■ **Data section**
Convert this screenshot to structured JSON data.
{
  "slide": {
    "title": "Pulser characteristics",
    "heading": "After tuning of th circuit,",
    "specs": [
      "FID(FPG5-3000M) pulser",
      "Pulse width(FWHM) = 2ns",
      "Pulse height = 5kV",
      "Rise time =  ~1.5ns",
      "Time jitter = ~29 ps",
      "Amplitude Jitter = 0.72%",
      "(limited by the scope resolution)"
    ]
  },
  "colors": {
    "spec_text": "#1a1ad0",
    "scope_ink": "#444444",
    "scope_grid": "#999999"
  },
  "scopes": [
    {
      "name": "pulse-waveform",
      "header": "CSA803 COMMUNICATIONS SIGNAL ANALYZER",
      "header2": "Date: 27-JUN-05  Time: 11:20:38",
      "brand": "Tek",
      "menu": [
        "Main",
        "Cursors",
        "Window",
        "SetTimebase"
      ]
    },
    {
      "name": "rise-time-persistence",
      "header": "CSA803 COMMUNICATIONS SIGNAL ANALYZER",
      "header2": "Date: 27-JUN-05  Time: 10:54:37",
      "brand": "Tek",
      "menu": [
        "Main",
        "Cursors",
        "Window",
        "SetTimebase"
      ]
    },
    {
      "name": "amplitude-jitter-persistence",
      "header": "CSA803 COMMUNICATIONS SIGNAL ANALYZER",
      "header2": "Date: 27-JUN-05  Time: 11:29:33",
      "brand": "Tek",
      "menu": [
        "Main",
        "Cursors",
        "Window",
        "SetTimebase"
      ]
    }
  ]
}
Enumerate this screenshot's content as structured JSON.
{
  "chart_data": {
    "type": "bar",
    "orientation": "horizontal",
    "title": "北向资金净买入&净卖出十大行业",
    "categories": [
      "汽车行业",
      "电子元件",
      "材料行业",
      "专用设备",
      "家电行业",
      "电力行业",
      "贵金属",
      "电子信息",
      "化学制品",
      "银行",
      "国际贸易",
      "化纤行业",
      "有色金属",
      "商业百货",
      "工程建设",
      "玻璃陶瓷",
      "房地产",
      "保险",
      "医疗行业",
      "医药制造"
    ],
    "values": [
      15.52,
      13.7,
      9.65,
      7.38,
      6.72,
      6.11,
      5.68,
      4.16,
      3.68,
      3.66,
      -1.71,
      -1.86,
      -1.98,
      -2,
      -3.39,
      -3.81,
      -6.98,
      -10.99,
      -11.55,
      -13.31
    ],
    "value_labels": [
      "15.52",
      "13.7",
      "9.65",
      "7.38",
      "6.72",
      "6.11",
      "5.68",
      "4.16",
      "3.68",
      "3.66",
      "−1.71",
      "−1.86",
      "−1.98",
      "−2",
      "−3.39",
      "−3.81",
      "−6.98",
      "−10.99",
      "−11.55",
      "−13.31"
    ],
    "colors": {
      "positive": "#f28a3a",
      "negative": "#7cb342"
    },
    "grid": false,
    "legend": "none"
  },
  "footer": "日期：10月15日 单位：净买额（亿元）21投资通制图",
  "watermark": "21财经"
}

■ **Problem details**
Every line in the data that holds "title" should be copied out.

■ **Task answer**
    "title": "Pulser characteristics",
    "title": "北向资金净买入&净卖出十大行业",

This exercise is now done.